(Records from a data source)

===

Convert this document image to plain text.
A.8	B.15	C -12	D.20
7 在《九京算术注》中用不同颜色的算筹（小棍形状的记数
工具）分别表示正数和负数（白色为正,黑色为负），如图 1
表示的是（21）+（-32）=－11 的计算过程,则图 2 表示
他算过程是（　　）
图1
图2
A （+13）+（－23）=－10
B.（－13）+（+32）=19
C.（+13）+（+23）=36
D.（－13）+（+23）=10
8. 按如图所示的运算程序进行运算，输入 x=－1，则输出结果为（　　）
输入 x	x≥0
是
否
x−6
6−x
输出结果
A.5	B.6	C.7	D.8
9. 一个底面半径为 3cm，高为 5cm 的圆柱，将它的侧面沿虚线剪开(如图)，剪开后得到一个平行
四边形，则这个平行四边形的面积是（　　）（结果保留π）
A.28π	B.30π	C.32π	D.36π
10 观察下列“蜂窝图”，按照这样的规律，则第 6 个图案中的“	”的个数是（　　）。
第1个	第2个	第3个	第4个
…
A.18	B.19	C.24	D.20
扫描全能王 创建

===

-- Direction --
Please reproduce all of the entries exactly as they stand.

-- Answer to this exercise --
Convert this document image to plain text.
A.8	B.15	C -12	D.20
7 在《九京算术注》中用不同颜色的算筹（小棍形状的记数
工具）分别表示正数和负数（白色为正,黑色为负），如图 1
表示的是（21）+（-32）=－11 的计算过程,则图 2 表示
他算过程是（　　）
图1
图2
A （+13）+（－23）=－10
B.（－13）+（+32）=19
C.（+13）+（+23）=36
D.（－13）+（+23）=10
8. 按如图所示的运算程序进行运算，输入 x=－1，则输出结果为（　　）
输入 x	x≥0
是
否
x−6
6−x
输出结果
A.5	B.6	C.7	D.8
9. 一个底面半径为 3cm，高为 5cm 的圆柱，将它的侧面沿虚线剪开(如图)，剪开后得到一个平行
四边形，则这个平行四边形的面积是（　　）（结果保留π）
A.28π	B.30π	C.32π	D.36π
10 观察下列“蜂窝图”，按照这样的规律，则第 6 个图案中的“	”的个数是（　　）。
第1个	第2个	第3个	第4个
…
A.18	B.19	C.24	D.20
扫描全能王 创建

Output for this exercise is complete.